Only the lines holding the string "ビジネス展開" are needed. Copy each one.

▸ Source records:
════

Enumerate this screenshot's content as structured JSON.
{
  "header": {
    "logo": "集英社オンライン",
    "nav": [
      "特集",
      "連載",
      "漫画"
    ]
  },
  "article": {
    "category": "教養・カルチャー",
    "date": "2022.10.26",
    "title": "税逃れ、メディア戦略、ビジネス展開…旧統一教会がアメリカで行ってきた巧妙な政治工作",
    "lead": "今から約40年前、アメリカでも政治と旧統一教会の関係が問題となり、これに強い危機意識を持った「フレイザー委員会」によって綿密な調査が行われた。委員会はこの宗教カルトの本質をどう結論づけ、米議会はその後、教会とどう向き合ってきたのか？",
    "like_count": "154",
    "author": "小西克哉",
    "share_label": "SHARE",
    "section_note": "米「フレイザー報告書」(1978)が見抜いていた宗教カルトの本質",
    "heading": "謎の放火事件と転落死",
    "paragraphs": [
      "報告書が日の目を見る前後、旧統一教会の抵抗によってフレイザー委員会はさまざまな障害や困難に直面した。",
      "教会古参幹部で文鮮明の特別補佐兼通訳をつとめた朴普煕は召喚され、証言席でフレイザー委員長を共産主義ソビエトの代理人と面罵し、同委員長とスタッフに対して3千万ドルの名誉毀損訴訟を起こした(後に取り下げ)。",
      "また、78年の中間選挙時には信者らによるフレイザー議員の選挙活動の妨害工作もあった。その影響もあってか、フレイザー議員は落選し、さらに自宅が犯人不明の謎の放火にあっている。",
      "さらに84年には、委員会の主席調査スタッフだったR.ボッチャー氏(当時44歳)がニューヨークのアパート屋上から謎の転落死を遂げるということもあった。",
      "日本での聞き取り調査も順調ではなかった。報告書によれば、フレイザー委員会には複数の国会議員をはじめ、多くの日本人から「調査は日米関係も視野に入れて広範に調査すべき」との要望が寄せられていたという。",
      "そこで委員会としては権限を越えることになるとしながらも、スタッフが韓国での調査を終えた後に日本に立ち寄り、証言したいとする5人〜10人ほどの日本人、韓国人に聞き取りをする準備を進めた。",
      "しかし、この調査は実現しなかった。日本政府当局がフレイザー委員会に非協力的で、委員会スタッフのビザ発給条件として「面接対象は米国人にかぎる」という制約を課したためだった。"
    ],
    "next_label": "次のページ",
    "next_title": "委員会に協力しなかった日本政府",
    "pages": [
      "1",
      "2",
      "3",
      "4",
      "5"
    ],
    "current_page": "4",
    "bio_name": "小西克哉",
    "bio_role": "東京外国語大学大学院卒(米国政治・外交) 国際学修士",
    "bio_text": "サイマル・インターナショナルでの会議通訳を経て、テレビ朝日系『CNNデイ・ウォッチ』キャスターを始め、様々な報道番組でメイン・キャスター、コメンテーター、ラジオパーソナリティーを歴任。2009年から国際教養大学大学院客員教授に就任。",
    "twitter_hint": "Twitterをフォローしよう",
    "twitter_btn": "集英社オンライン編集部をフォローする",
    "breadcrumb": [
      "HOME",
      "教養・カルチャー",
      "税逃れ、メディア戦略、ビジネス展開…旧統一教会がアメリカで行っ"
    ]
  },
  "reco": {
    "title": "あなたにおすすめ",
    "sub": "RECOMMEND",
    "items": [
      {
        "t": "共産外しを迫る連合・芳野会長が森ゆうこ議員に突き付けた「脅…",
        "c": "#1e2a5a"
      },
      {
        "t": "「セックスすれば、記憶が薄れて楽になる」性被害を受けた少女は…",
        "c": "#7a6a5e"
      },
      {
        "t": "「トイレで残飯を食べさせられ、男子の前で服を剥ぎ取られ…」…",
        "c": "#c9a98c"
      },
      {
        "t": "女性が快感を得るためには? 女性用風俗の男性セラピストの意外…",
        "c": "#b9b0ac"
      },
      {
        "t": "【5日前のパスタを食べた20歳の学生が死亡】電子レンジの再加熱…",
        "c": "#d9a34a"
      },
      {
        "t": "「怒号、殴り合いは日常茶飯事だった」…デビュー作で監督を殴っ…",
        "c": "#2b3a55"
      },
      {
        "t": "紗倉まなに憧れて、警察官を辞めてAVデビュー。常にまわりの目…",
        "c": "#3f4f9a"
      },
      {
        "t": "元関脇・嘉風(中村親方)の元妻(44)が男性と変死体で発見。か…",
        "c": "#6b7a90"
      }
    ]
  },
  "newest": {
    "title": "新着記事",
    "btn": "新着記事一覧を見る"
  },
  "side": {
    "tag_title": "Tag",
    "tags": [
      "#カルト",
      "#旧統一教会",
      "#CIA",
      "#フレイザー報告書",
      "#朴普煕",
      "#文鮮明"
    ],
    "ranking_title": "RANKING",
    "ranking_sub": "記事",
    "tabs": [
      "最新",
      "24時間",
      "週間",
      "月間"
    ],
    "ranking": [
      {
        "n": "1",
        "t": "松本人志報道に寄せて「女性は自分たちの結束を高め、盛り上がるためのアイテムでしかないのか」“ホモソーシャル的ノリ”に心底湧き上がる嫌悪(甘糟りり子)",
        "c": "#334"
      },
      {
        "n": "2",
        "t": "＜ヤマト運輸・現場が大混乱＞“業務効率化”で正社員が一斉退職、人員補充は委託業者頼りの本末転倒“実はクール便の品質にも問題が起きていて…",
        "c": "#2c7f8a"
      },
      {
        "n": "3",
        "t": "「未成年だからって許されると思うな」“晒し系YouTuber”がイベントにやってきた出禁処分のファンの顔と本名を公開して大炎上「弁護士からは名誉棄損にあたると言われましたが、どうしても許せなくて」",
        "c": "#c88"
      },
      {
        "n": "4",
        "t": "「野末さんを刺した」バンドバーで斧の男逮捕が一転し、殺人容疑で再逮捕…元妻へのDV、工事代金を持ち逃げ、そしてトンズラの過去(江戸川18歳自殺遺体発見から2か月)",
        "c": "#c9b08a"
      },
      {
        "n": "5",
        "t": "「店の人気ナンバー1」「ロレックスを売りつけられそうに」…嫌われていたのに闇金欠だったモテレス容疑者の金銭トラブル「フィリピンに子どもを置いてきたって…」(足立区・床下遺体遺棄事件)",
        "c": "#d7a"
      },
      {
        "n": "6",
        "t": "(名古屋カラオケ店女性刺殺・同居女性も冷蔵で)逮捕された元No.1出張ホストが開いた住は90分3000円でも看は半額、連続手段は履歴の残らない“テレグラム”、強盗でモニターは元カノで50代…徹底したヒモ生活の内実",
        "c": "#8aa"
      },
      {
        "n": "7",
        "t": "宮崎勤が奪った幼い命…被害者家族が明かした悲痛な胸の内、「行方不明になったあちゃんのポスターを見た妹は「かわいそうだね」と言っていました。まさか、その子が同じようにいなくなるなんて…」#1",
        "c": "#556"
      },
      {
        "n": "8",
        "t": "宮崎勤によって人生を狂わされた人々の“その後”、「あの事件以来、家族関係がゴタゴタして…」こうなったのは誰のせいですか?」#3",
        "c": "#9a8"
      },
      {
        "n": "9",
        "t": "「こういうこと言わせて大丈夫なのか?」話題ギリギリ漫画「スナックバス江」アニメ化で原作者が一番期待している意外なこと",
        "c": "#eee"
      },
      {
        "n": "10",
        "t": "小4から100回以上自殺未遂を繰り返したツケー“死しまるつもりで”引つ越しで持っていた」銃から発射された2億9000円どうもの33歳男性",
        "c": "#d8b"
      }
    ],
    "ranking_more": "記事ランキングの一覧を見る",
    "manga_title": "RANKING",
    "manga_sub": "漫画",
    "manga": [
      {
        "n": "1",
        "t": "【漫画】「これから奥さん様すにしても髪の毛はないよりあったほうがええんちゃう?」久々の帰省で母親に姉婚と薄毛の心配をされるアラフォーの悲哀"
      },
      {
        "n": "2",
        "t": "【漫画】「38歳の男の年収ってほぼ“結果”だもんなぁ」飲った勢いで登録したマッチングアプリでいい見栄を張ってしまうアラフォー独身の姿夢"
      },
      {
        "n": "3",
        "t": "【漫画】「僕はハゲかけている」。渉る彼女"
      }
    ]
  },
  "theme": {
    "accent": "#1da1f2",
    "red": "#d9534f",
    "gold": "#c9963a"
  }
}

════

▸ Result:
    "title": "税逃れ、メディア戦略、ビジネス展開…旧統一教会がアメリカで行ってきた巧妙な政治工作",
      "税逃れ、メディア戦略、ビジネス展開…旧統一教会がアメリカで行っ"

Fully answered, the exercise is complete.